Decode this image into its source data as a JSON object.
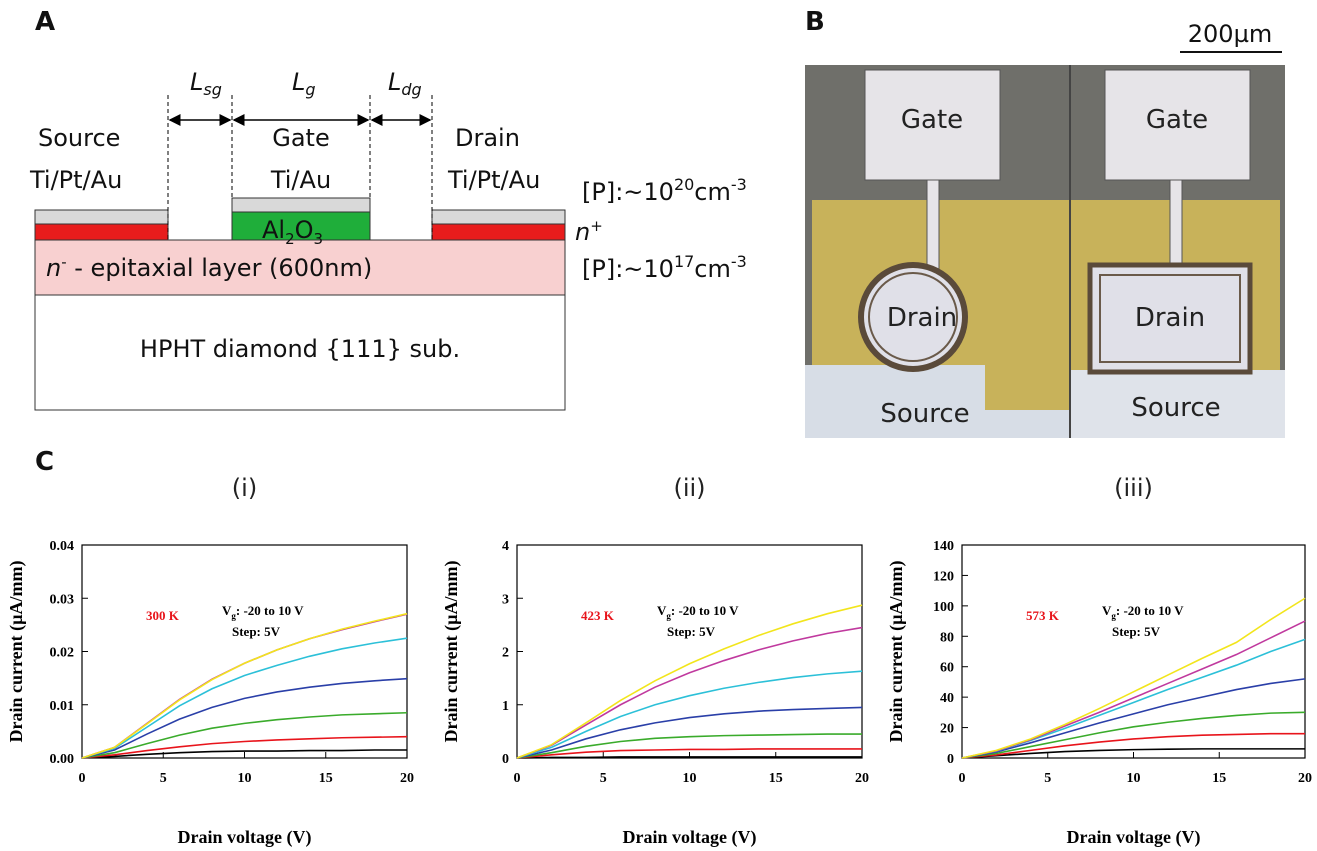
{
  "panel_a": {
    "label": "A",
    "lengths": [
      {
        "base": "L",
        "sub": "sg"
      },
      {
        "base": "L",
        "sub": "g"
      },
      {
        "base": "L",
        "sub": "dg"
      }
    ],
    "source": {
      "name": "Source",
      "metal": "Ti/Pt/Au"
    },
    "gate": {
      "name": "Gate",
      "metal": "Ti/Au",
      "oxide": [
        "Al",
        "2",
        "O",
        "3"
      ]
    },
    "drain": {
      "name": "Drain",
      "metal": "Ti/Pt/Au"
    },
    "n_plus": {
      "base": "n",
      "sup": "+"
    },
    "doping_nplus": [
      "[P]:~10",
      "20",
      "cm",
      "-3"
    ],
    "epi": [
      "n",
      "-",
      " - epitaxial layer (600nm)"
    ],
    "doping_epi": [
      "[P]:~10",
      "17",
      "cm",
      "-3"
    ],
    "substrate": "HPHT diamond {111} sub."
  },
  "panel_b": {
    "label": "B",
    "scale": "200µm",
    "gates": [
      "Gate",
      "Gate"
    ],
    "drains": [
      "Drain",
      "Drain"
    ],
    "sources": [
      "Source",
      "Source"
    ]
  },
  "panel_c_label": "C",
  "chart_data": [
    {
      "type": "line",
      "title": "(i)",
      "temperature": "300 K",
      "gate_range": [
        "V",
        "g",
        ": -20 to 10 V"
      ],
      "step": "Step: 5V",
      "xlabel": "Drain voltage (V)",
      "ylabel": "Drain current (µA/mm)",
      "x": [
        0,
        2,
        4,
        6,
        8,
        10,
        12,
        14,
        16,
        18,
        20
      ],
      "xlim": [
        0,
        20
      ],
      "xticks": [
        0,
        5,
        10,
        15,
        20
      ],
      "ylim": [
        0,
        0.04
      ],
      "yticks": [
        {
          "value": 0,
          "label": "0.00"
        },
        0.01,
        0.02,
        0.03,
        0.04
      ],
      "series": [
        {
          "color": "#000000",
          "values": [
            0,
            0.0003,
            0.0007,
            0.001,
            0.0012,
            0.0013,
            0.0013,
            0.0014,
            0.0014,
            0.0015,
            0.0015
          ]
        },
        {
          "color": "#e8141b",
          "values": [
            0,
            0.0006,
            0.0014,
            0.0021,
            0.0027,
            0.0031,
            0.0034,
            0.0036,
            0.0038,
            0.0039,
            0.004
          ]
        },
        {
          "color": "#3aab2b",
          "values": [
            0,
            0.001,
            0.0027,
            0.0043,
            0.0056,
            0.0065,
            0.0072,
            0.0077,
            0.0081,
            0.0083,
            0.0085
          ]
        },
        {
          "color": "#2a3fa8",
          "values": [
            0,
            0.0015,
            0.0045,
            0.0073,
            0.0095,
            0.0112,
            0.0124,
            0.0133,
            0.014,
            0.0145,
            0.0149
          ]
        },
        {
          "color": "#2cc0d8",
          "values": [
            0,
            0.0018,
            0.0058,
            0.0098,
            0.013,
            0.0155,
            0.0174,
            0.0191,
            0.0205,
            0.0216,
            0.0225
          ]
        },
        {
          "color": "#c0399e",
          "values": [
            0,
            0.002,
            0.0065,
            0.011,
            0.0148,
            0.0178,
            0.0203,
            0.0224,
            0.0241,
            0.0256,
            0.027
          ]
        },
        {
          "color": "#f2e51c",
          "values": [
            0,
            0.002,
            0.0064,
            0.0109,
            0.0147,
            0.0178,
            0.0203,
            0.0224,
            0.0242,
            0.0257,
            0.0271
          ]
        }
      ]
    },
    {
      "type": "line",
      "title": "(ii)",
      "temperature": "423 K",
      "gate_range": [
        "V",
        "g",
        ": -20 to 10 V"
      ],
      "step": "Step: 5V",
      "xlabel": "Drain voltage (V)",
      "ylabel": "Drain current (µA/mm)",
      "x": [
        0,
        2,
        4,
        6,
        8,
        10,
        12,
        14,
        16,
        18,
        20
      ],
      "xlim": [
        0,
        20
      ],
      "xticks": [
        0,
        5,
        10,
        15,
        20
      ],
      "ylim": [
        0,
        4
      ],
      "yticks": [
        0,
        1,
        2,
        3,
        4
      ],
      "series": [
        {
          "color": "#000000",
          "values": [
            0,
            0.01,
            0.01,
            0.02,
            0.02,
            0.02,
            0.02,
            0.02,
            0.02,
            0.02,
            0.02
          ]
        },
        {
          "color": "#e8141b",
          "values": [
            0,
            0.06,
            0.11,
            0.14,
            0.15,
            0.16,
            0.16,
            0.17,
            0.17,
            0.17,
            0.17
          ]
        },
        {
          "color": "#3aab2b",
          "values": [
            0,
            0.1,
            0.22,
            0.31,
            0.37,
            0.4,
            0.42,
            0.43,
            0.44,
            0.45,
            0.45
          ]
        },
        {
          "color": "#2a3fa8",
          "values": [
            0,
            0.15,
            0.36,
            0.53,
            0.66,
            0.76,
            0.83,
            0.88,
            0.91,
            0.93,
            0.95
          ]
        },
        {
          "color": "#2cc0d8",
          "values": [
            0,
            0.2,
            0.5,
            0.78,
            1.0,
            1.17,
            1.31,
            1.42,
            1.51,
            1.58,
            1.63
          ]
        },
        {
          "color": "#c0399e",
          "values": [
            0,
            0.24,
            0.62,
            1.0,
            1.33,
            1.6,
            1.83,
            2.03,
            2.2,
            2.34,
            2.45
          ]
        },
        {
          "color": "#f2e51c",
          "values": [
            0,
            0.25,
            0.66,
            1.08,
            1.45,
            1.77,
            2.05,
            2.3,
            2.52,
            2.71,
            2.87
          ]
        }
      ]
    },
    {
      "type": "line",
      "title": "(iii)",
      "temperature": "573 K",
      "gate_range": [
        "V",
        "g",
        ": -20 to 10 V"
      ],
      "step": "Step: 5V",
      "xlabel": "Drain voltage (V)",
      "ylabel": "Drain current (µA/mm)",
      "x": [
        0,
        2,
        4,
        6,
        8,
        10,
        12,
        14,
        16,
        18,
        20
      ],
      "xlim": [
        0,
        20
      ],
      "xticks": [
        0,
        5,
        10,
        15,
        20
      ],
      "ylim": [
        0,
        140
      ],
      "yticks": [
        0,
        20,
        40,
        60,
        80,
        100,
        120,
        140
      ],
      "series": [
        {
          "color": "#000000",
          "values": [
            0,
            1.5,
            3,
            4.2,
            5,
            5.5,
            5.8,
            6,
            6,
            6,
            6
          ]
        },
        {
          "color": "#e8141b",
          "values": [
            0,
            2,
            5,
            8,
            10.5,
            12.5,
            14,
            15,
            15.5,
            16,
            16
          ]
        },
        {
          "color": "#3aab2b",
          "values": [
            0,
            3,
            7.5,
            12,
            16.5,
            20.5,
            23.5,
            26,
            28,
            29.5,
            30
          ]
        },
        {
          "color": "#2a3fa8",
          "values": [
            0,
            4,
            10,
            16.5,
            23,
            29,
            35,
            40,
            45,
            49,
            52
          ]
        },
        {
          "color": "#2cc0d8",
          "values": [
            0,
            4.5,
            11.5,
            19.5,
            28,
            36.5,
            45,
            53,
            61,
            70,
            78
          ]
        },
        {
          "color": "#c0399e",
          "values": [
            0,
            4.7,
            12,
            21,
            30,
            39.5,
            49,
            58.5,
            68,
            79,
            90
          ]
        },
        {
          "color": "#f2e51c",
          "values": [
            0,
            5,
            12.5,
            22,
            32.5,
            43.5,
            54.5,
            65.5,
            76,
            91,
            105
          ]
        }
      ]
    }
  ]
}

================

Aim of the exercise:
Transcribe every entry word for word, but skip the pictures.

Written solution:
Decode this image into its source data as a JSON object.
{
  "panel_a": {
    "label": "A",
    "lengths": [
      {
        "base": "L",
        "sub": "sg"
      },
      {
        "base": "L",
        "sub": "g"
      },
      {
        "base": "L",
        "sub": "dg"
      }
    ],
    "source": {
      "name": "Source",
      "metal": "Ti/Pt/Au"
    },
    "gate": {
      "name": "Gate",
      "metal": "Ti/Au",
      "oxide": [
        "Al",
        "2",
        "O",
        "3"
      ]
    },
    "drain": {
      "name": "Drain",
      "metal": "Ti/Pt/Au"
    },
    "n_plus": {
      "base": "n",
      "sup": "+"
    },
    "doping_nplus": [
      "[P]:~10",
      "20",
      "cm",
      "-3"
    ],
    "epi": [
      "n",
      "-",
      " - epitaxial layer (600nm)"
    ],
    "doping_epi": [
      "[P]:~10",
      "17",
      "cm",
      "-3"
    ],
    "substrate": "HPHT diamond {111} sub."
  },
  "panel_b": {
    "label": "B",
    "scale": "200µm",
    "gates": [
      "Gate",
      "Gate"
    ],
    "drains": [
      "Drain",
      "Drain"
    ],
    "sources": [
      "Source",
      "Source"
    ]
  },
  "panel_c_label": "C",
  "chart_data": [
    {
      "type": "line",
      "title": "(i)",
      "temperature": "300 K",
      "gate_range": [
        "V",
        "g",
        ": -20 to 10 V"
      ],
      "step": "Step: 5V",
      "xlabel": "Drain voltage (V)",
      "ylabel": "Drain current (µA/mm)",
      "x": [
        0,
        2,
        4,
        6,
        8,
        10,
        12,
        14,
        16,
        18,
        20
      ],
      "xlim": [
        0,
        20
      ],
      "xticks": [
        0,
        5,
        10,
        15,
        20
      ],
      "ylim": [
        0,
        0.04
      ],
      "yticks": [
        {
          "value": 0,
          "label": "0.00"
        },
        0.01,
        0.02,
        0.03,
        0.04
      ],
      "series": [
        {
          "color": "#000000",
          "values": [
            0,
            0.0003,
            0.0007,
            0.001,
            0.0012,
            0.0013,
            0.0013,
            0.0014,
            0.0014,
            0.0015,
            0.0015
          ]
        },
        {
          "color": "#e8141b",
          "values": [
            0,
            0.0006,
            0.0014,
            0.0021,
            0.0027,
            0.0031,
            0.0034,
            0.0036,
            0.0038,
            0.0039,
            0.004
          ]
        },
        {
          "color": "#3aab2b",
          "values": [
            0,
            0.001,
            0.0027,
            0.0043,
            0.0056,
            0.0065,
            0.0072,
            0.0077,
            0.0081,
            0.0083,
            0.0085
          ]
        },
        {
          "color": "#2a3fa8",
          "values": [
            0,
            0.0015,
            0.0045,
            0.0073,
            0.0095,
            0.0112,
            0.0124,
            0.0133,
            0.014,
            0.0145,
            0.0149
          ]
        },
        {
          "color": "#2cc0d8",
          "values": [
            0,
            0.0018,
            0.0058,
            0.0098,
            0.013,
            0.0155,
            0.0174,
            0.0191,
            0.0205,
            0.0216,
            0.0225
          ]
        },
        {
          "color": "#c0399e",
          "values": [
            0,
            0.002,
            0.0065,
            0.011,
            0.0148,
            0.0178,
            0.0203,
            0.0224,
            0.0241,
            0.0256,
            0.027
          ]
        },
        {
          "color": "#f2e51c",
          "values": [
            0,
            0.002,
            0.0064,
            0.0109,
            0.0147,
            0.0178,
            0.0203,
            0.0224,
            0.0242,
            0.0257,
            0.0271
          ]
        }
      ]
    },
    {
      "type": "line",
      "title": "(ii)",
      "temperature": "423 K",
      "gate_range": [
        "V",
        "g",
        ": -20 to 10 V"
      ],
      "step": "Step: 5V",
      "xlabel": "Drain voltage (V)",
      "ylabel": "Drain current (µA/mm)",
      "x": [
        0,
        2,
        4,
        6,
        8,
        10,
        12,
        14,
        16,
        18,
        20
      ],
      "xlim": [
        0,
        20
      ],
      "xticks": [
        0,
        5,
        10,
        15,
        20
      ],
      "ylim": [
        0,
        4
      ],
      "yticks": [
        0,
        1,
        2,
        3,
        4
      ],
      "series": [
        {
          "color": "#000000",
          "values": [
            0,
            0.01,
            0.01,
            0.02,
            0.02,
            0.02,
            0.02,
            0.02,
            0.02,
            0.02,
            0.02
          ]
        },
        {
          "color": "#e8141b",
          "values": [
            0,
            0.06,
            0.11,
            0.14,
            0.15,
            0.16,
            0.16,
            0.17,
            0.17,
            0.17,
            0.17
          ]
        },
        {
          "color": "#3aab2b",
          "values": [
            0,
            0.1,
            0.22,
            0.31,
            0.37,
            0.4,
            0.42,
            0.43,
            0.44,
            0.45,
            0.45
          ]
        },
        {
          "color": "#2a3fa8",
          "values": [
            0,
            0.15,
            0.36,
            0.53,
            0.66,
            0.76,
            0.83,
            0.88,
            0.91,
            0.93,
            0.95
          ]
        },
        {
          "color": "#2cc0d8",
          "values": [
            0,
            0.2,
            0.5,
            0.78,
            1.0,
            1.17,
            1.31,
            1.42,
            1.51,
            1.58,
            1.63
          ]
        },
        {
          "color": "#c0399e",
          "values": [
            0,
            0.24,
            0.62,
            1.0,
            1.33,
            1.6,
            1.83,
            2.03,
            2.2,
            2.34,
            2.45
          ]
        },
        {
          "color": "#f2e51c",
          "values": [
            0,
            0.25,
            0.66,
            1.08,
            1.45,
            1.77,
            2.05,
            2.3,
            2.52,
            2.71,
            2.87
          ]
        }
      ]
    },
    {
      "type": "line",
      "title": "(iii)",
      "temperature": "573 K",
      "gate_range": [
        "V",
        "g",
        ": -20 to 10 V"
      ],
      "step": "Step: 5V",
      "xlabel": "Drain voltage (V)",
      "ylabel": "Drain current (µA/mm)",
      "x": [
        0,
        2,
        4,
        6,
        8,
        10,
        12,
        14,
        16,
        18,
        20
      ],
      "xlim": [
        0,
        20
      ],
      "xticks": [
        0,
        5,
        10,
        15,
        20
      ],
      "ylim": [
        0,
        140
      ],
      "yticks": [
        0,
        20,
        40,
        60,
        80,
        100,
        120,
        140
      ],
      "series": [
        {
          "color": "#000000",
          "values": [
            0,
            1.5,
            3,
            4.2,
            5,
            5.5,
            5.8,
            6,
            6,
            6,
            6
          ]
        },
        {
          "color": "#e8141b",
          "values": [
            0,
            2,
            5,
            8,
            10.5,
            12.5,
            14,
            15,
            15.5,
            16,
            16
          ]
        },
        {
          "color": "#3aab2b",
          "values": [
            0,
            3,
            7.5,
            12,
            16.5,
            20.5,
            23.5,
            26,
            28,
            29.5,
            30
          ]
        },
        {
          "color": "#2a3fa8",
          "values": [
            0,
            4,
            10,
            16.5,
            23,
            29,
            35,
            40,
            45,
            49,
            52
          ]
        },
        {
          "color": "#2cc0d8",
          "values": [
            0,
            4.5,
            11.5,
            19.5,
            28,
            36.5,
            45,
            53,
            61,
            70,
            78
          ]
        },
        {
          "color": "#c0399e",
          "values": [
            0,
            4.7,
            12,
            21,
            30,
            39.5,
            49,
            58.5,
            68,
            79,
            90
          ]
        },
        {
          "color": "#f2e51c",
          "values": [
            0,
            5,
            12.5,
            22,
            32.5,
            43.5,
            54.5,
            65.5,
            76,
            91,
            105
          ]
        }
      ]
    }
  ]
}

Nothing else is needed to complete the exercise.